▶ _Raw records_
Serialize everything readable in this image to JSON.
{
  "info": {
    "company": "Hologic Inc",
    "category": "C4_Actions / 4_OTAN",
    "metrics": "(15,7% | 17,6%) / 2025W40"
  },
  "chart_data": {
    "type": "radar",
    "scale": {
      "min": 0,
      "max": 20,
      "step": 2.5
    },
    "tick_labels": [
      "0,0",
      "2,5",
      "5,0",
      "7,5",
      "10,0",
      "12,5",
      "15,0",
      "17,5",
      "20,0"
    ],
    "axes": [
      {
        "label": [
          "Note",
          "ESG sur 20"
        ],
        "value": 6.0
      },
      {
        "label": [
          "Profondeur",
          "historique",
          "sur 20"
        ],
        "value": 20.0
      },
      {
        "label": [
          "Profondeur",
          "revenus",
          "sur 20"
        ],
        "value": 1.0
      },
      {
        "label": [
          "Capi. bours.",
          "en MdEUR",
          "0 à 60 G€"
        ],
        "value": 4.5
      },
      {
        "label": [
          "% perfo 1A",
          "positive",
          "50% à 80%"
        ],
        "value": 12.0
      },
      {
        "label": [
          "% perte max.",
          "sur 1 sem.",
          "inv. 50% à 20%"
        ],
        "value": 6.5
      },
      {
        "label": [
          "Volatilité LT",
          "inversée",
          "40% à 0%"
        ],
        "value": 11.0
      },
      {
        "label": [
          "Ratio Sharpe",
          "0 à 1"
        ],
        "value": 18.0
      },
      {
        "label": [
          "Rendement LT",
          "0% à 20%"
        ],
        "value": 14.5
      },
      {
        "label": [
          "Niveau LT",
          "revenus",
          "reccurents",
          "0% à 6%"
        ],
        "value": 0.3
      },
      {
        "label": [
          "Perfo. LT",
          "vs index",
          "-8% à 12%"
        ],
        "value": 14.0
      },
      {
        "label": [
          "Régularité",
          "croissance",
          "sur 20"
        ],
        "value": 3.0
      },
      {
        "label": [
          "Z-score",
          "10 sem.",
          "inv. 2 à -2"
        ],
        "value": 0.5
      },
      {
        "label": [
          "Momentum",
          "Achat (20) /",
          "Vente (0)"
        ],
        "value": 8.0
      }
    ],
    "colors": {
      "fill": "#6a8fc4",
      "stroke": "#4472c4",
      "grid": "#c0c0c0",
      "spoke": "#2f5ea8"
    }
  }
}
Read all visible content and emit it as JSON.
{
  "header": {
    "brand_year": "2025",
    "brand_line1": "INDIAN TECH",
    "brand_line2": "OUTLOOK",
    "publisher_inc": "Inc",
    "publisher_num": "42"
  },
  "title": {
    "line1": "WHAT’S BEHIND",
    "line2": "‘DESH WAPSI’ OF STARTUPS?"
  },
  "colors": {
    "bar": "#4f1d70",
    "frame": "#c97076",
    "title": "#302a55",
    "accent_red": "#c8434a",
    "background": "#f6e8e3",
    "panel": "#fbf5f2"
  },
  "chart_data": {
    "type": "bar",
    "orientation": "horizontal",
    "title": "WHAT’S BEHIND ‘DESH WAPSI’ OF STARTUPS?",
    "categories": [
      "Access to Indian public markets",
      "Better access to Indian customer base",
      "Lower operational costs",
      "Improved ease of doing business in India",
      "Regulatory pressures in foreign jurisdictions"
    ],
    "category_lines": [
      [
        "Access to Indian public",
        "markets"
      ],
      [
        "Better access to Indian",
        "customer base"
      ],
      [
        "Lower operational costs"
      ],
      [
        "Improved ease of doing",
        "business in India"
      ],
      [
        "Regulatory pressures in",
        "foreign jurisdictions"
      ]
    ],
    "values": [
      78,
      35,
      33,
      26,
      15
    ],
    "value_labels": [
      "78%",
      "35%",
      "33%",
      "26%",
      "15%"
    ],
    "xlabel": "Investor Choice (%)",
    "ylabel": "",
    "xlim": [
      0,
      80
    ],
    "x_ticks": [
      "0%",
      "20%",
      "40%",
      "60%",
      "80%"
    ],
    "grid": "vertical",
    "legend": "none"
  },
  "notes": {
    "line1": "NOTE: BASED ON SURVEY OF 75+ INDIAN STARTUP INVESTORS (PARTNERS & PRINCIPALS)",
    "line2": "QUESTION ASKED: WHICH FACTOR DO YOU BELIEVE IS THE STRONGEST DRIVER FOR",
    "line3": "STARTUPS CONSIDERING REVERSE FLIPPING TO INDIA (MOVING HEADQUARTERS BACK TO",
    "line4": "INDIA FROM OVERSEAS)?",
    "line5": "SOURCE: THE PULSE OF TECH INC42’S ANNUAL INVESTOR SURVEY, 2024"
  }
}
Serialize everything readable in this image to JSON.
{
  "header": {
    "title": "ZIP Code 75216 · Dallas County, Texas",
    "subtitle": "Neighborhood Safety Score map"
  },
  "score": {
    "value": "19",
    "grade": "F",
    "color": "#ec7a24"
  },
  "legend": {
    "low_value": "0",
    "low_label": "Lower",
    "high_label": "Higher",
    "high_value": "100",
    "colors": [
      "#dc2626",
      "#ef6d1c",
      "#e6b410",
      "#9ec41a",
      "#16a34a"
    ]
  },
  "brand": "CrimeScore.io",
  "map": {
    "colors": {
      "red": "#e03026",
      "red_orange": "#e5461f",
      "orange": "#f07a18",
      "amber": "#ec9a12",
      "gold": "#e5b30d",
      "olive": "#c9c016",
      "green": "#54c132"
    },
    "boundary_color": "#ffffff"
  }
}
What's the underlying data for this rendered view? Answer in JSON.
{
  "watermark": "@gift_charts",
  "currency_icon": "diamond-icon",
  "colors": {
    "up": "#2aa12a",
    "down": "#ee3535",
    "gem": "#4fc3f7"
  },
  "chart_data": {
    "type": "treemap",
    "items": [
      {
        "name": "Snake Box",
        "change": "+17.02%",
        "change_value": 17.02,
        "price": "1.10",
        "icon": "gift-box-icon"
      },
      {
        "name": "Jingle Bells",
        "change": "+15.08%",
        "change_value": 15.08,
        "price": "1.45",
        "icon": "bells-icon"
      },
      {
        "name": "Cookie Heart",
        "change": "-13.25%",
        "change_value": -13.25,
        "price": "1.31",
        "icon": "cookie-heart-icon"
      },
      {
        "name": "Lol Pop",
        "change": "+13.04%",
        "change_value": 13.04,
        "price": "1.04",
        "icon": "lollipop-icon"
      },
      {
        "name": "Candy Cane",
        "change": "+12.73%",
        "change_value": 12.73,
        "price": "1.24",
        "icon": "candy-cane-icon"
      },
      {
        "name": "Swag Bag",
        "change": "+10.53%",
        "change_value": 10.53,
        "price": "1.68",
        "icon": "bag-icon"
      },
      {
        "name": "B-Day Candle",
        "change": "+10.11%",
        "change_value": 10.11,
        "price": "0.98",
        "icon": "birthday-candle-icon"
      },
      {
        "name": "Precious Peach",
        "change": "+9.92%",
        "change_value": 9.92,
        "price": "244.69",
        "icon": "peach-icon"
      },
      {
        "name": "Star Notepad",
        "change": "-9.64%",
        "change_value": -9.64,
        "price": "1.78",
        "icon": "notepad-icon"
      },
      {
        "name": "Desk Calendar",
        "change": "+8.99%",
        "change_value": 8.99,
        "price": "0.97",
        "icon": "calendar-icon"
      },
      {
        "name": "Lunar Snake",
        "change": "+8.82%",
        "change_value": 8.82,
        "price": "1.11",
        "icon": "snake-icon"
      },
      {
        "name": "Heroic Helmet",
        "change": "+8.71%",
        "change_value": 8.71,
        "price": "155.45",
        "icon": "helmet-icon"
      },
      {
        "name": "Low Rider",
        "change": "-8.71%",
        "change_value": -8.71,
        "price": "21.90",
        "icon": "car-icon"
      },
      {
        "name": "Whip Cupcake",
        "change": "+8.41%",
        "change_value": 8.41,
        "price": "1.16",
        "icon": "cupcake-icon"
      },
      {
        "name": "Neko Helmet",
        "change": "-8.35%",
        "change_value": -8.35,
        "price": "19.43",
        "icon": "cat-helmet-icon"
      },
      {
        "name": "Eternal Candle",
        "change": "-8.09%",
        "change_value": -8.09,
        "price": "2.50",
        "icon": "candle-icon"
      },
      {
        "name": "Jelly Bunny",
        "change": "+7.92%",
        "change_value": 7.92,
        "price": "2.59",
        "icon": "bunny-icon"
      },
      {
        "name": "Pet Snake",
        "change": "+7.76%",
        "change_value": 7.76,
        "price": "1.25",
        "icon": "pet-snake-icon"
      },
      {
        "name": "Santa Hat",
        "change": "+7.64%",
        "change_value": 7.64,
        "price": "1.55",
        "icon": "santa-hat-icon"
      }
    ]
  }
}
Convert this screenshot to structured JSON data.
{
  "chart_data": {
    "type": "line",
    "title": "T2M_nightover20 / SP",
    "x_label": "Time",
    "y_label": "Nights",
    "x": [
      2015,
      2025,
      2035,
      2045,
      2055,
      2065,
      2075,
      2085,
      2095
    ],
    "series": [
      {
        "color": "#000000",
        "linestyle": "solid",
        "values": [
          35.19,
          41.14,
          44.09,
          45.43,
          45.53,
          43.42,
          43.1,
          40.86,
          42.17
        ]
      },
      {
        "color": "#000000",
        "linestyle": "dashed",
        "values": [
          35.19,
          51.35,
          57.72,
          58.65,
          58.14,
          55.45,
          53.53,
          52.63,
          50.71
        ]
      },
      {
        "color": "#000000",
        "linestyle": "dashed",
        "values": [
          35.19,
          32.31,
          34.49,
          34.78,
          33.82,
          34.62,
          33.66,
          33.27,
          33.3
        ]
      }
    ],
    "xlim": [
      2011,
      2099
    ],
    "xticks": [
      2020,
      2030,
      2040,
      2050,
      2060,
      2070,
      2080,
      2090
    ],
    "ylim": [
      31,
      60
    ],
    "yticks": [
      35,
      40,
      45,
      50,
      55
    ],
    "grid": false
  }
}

▶ _Task directions_
Collect each line containing the string "pressures".

▶ _Solved exercise_
      "Regulatory pressures in foreign jurisdictions"
        "Regulatory pressures in",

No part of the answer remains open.